## WHAT YOU SHOULD DO:
Here is a listing, set out below; repeat its lines from the one with "Transcribe the text in this document." to the last, both included, and leave out the pictures.

## PROVIDED DATA:
------
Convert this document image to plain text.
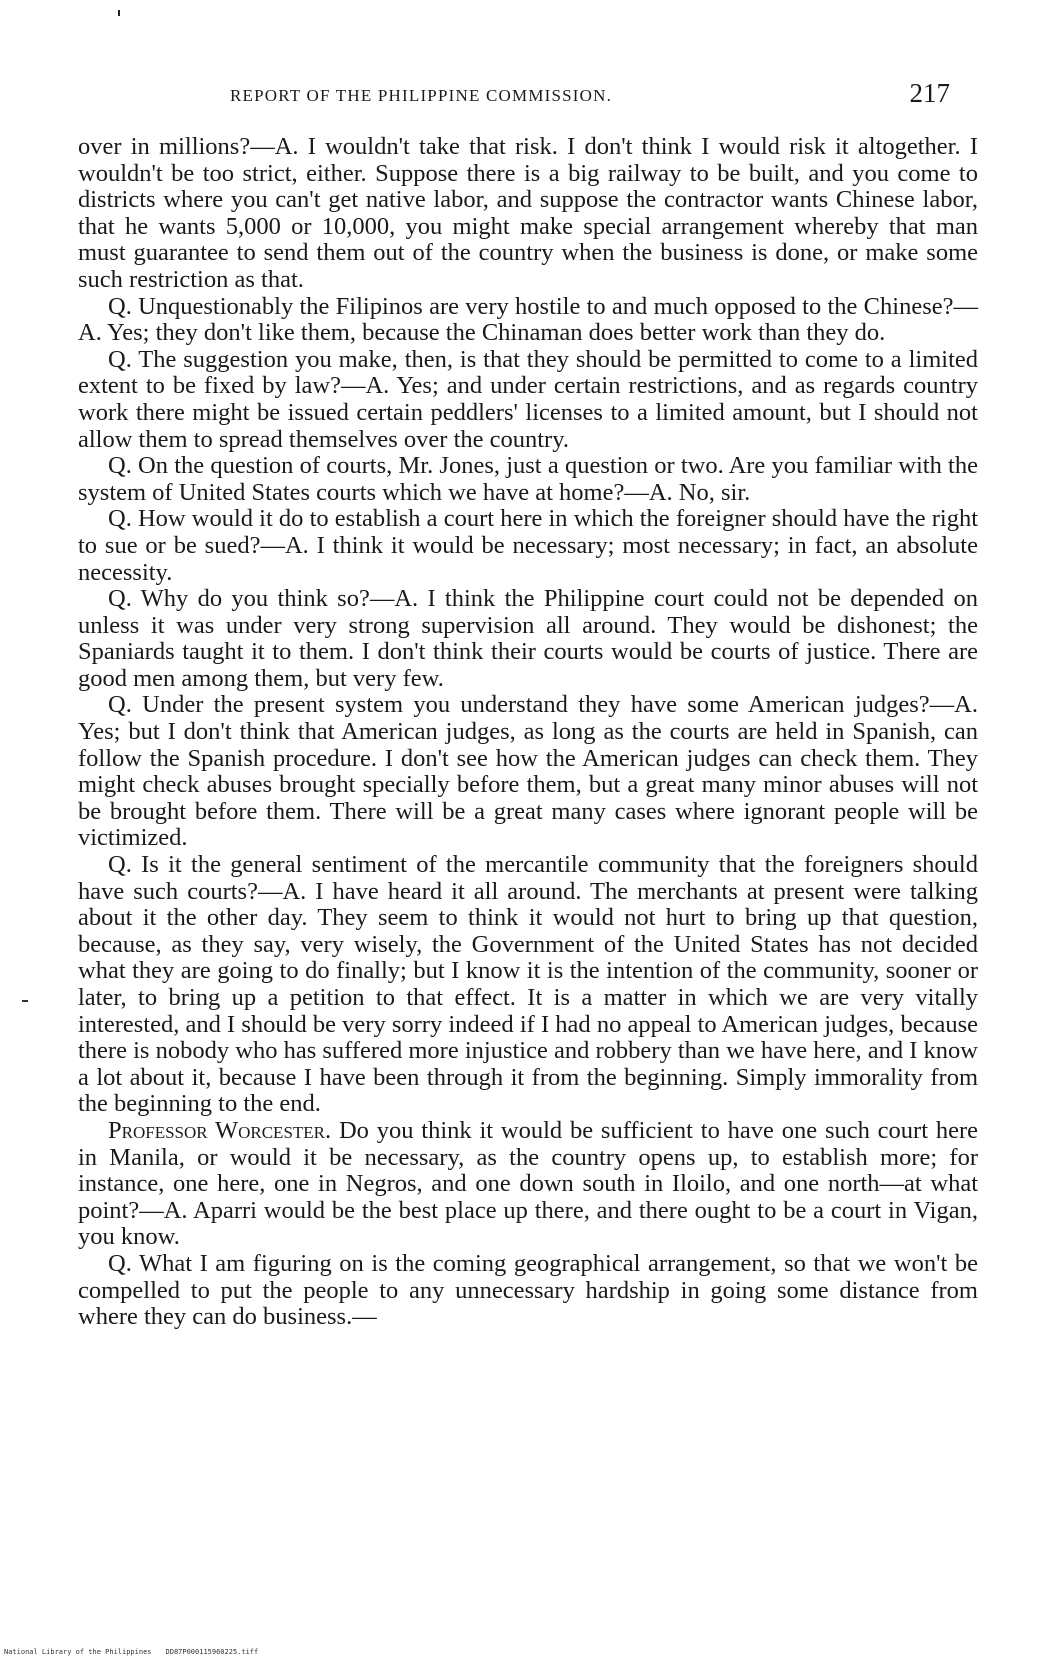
REPORT OF THE PHILIPPINE COMMISSION.	217

over in millions?—A. I wouldn't take that risk. I don't think I would risk it altogether. I wouldn't be too strict, either. Suppose there is a big railway to be built, and you come to districts where you can't get native labor, and suppose the contractor wants Chinese labor, that he wants 5,000 or 10,000, you might make special arrangement whereby that man must guarantee to send them out of the country when the business is done, or make some such restriction as that.

Q. Unquestionably the Filipinos are very hostile to and much opposed to the Chinese?—A. Yes; they don't like them, because the Chinaman does better work than they do.

Q. The suggestion you make, then, is that they should be permitted to come to a limited extent to be fixed by law?—A. Yes; and under certain restrictions, and as regards country work there might be issued certain peddlers' licenses to a limited amount, but I should not allow them to spread themselves over the country.

Q. On the question of courts, Mr. Jones, just a question or two. Are you familiar with the system of United States courts which we have at home?—A. No, sir.

Q. How would it do to establish a court here in which the foreigner should have the right to sue or be sued?—A. I think it would be necessary; most necessary; in fact, an absolute necessity.

Q. Why do you think so?—A. I think the Philippine court could not be depended on unless it was under very strong supervision all around. They would be dishonest; the Spaniards taught it to them. I don't think their courts would be courts of justice. There are good men among them, but very few.

Q. Under the present system you understand they have some American judges?—A. Yes; but I don't think that American judges, as long as the courts are held in Spanish, can follow the Spanish procedure. I don't see how the American judges can check them. They might check abuses brought specially before them, but a great many minor abuses will not be brought before them. There will be a great many cases where ignorant people will be victimized.

Q. Is it the general sentiment of the mercantile community that the foreigners should have such courts?—A. I have heard it all around. The merchants at present were talking about it the other day. They seem to think it would not hurt to bring up that question, because, as they say, very wisely, the Government of the United States has not decided what they are going to do finally; but I know it is the intention of the community, sooner or later, to bring up a petition to that effect. It is a matter in which we are very vitally interested, and I should be very sorry indeed if I had no appeal to American judges, because there is nobody who has suffered more injustice and robbery than we have here, and I know a lot about it, because I have been through it from the beginning. Simply immorality from the beginning to the end.

Professor Worcester. Do you think it would be sufficient to have one such court here in Manila, or would it be necessary, as the country opens up, to establish more; for instance, one here, one in Negros, and one down south in Iloilo, and one north—at what point?—A. Aparri would be the best place up there, and there ought to be a court in Vigan, you know.

Q. What I am figuring on is the coming geographical arrangement, so that we won't be compelled to put the people to any unnecessary hardship in going some distance from where they can do business.—

National Library of the Philippines DD87P000115960225.tiff
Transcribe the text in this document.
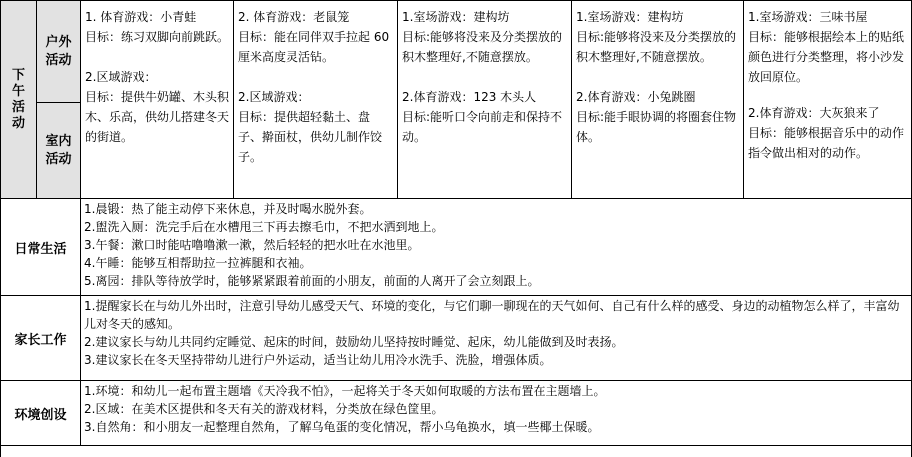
下
午
活
动
户外活动
室内活动
1. 体育游戏：小青蛙
目标：练习双脚向前跳跃。
2.区域游戏：
目标：提供牛奶罐、木头积木、乐高，供幼儿搭建冬天的街道。
2. 体育游戏：老鼠笼
目标：能在同伴双手拉起 60 厘米高度灵活钻。
2.区域游戏：
目标：提供超轻黏土、盘子、擀面杖，供幼儿制作饺子。
1.室场游戏：建构坊
目标:能够将没来及分类摆放的积木整理好,不随意摆放。
2.体育游戏：123 木头人
目标:能听口令向前走和保持不动。
1.室场游戏：建构坊
目标:能够将没来及分类摆放的积木整理好,不随意摆放。
2.体育游戏：小兔跳圈
目标:能手眼协调的将圈套住物体。
1.室场游戏：三味书屋
目标：能够根据绘本上的贴纸颜色进行分类整理，将小沙发放回原位。
2.体育游戏：大灰狼来了
目标：能够根据音乐中的动作指令做出相对的动作。
日常生活
1.晨锻：热了能主动停下来休息，并及时喝水脱外套。
2.盥洗入厕：洗完手后在水槽甩三下再去擦毛巾，不把水洒到地上。
3.午餐：漱口时能咕噜噜漱一漱，然后轻轻的把水吐在水池里。
4.午睡：能够互相帮助拉一拉裤腿和衣袖。
5.离园：排队等待放学时，能够紧紧跟着前面的小朋友，前面的人离开了会立刻跟上。
家长工作
1.提醒家长在与幼儿外出时，注意引导幼儿感受天气、环境的变化，与它们聊一聊现在的天气如何、自己有什么样的感受、身边的动植物怎么样了，丰富幼儿对冬天的感知。
2.建议家长与幼儿共同约定睡觉、起床的时间，鼓励幼儿坚持按时睡觉、起床，幼儿能做到及时表扬。
3.建议家长在冬天坚持带幼儿进行户外运动，适当让幼儿用冷水洗手、洗脸，增强体质。
环境创设
1.环境：和幼儿一起布置主题墙《天冷我不怕》，一起将关于冬天如何取暖的方法布置在主题墙上。
2.区域：在美术区提供和冬天有关的游戏材料，分类放在绿色筐里。
3.自然角：和小朋友一起整理自然角，了解乌龟蛋的变化情况，帮小乌龟换水，填一些椰土保暖。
------
## COMPLETED TASK:
Transcribe the text in this document.
下
午
活
动
户外活动
室内活动
1. 体育游戏：小青蛙
目标：练习双脚向前跳跃。
2.区域游戏：
目标：提供牛奶罐、木头积木、乐高，供幼儿搭建冬天的街道。
2. 体育游戏：老鼠笼
目标：能在同伴双手拉起 60 厘米高度灵活钻。
2.区域游戏：
目标：提供超轻黏土、盘子、擀面杖，供幼儿制作饺子。
1.室场游戏：建构坊
目标:能够将没来及分类摆放的积木整理好,不随意摆放。
2.体育游戏：123 木头人
目标:能听口令向前走和保持不动。
1.室场游戏：建构坊
目标:能够将没来及分类摆放的积木整理好,不随意摆放。
2.体育游戏：小兔跳圈
目标:能手眼协调的将圈套住物体。
1.室场游戏：三味书屋
目标：能够根据绘本上的贴纸颜色进行分类整理，将小沙发放回原位。
2.体育游戏：大灰狼来了
目标：能够根据音乐中的动作指令做出相对的动作。
日常生活
1.晨锻：热了能主动停下来休息，并及时喝水脱外套。
2.盥洗入厕：洗完手后在水槽甩三下再去擦毛巾，不把水洒到地上。
3.午餐：漱口时能咕噜噜漱一漱，然后轻轻的把水吐在水池里。
4.午睡：能够互相帮助拉一拉裤腿和衣袖。
5.离园：排队等待放学时，能够紧紧跟着前面的小朋友，前面的人离开了会立刻跟上。
家长工作
1.提醒家长在与幼儿外出时，注意引导幼儿感受天气、环境的变化，与它们聊一聊现在的天气如何、自己有什么样的感受、身边的动植物怎么样了，丰富幼儿对冬天的感知。
2.建议家长与幼儿共同约定睡觉、起床的时间，鼓励幼儿坚持按时睡觉、起床，幼儿能做到及时表扬。
3.建议家长在冬天坚持带幼儿进行户外运动，适当让幼儿用冷水洗手、洗脸，增强体质。
环境创设
1.环境：和幼儿一起布置主题墙《天冷我不怕》，一起将关于冬天如何取暖的方法布置在主题墙上。
2.区域：在美术区提供和冬天有关的游戏材料，分类放在绿色筐里。
3.自然角：和小朋友一起整理自然角，了解乌龟蛋的变化情况，帮小乌龟换水，填一些椰土保暖。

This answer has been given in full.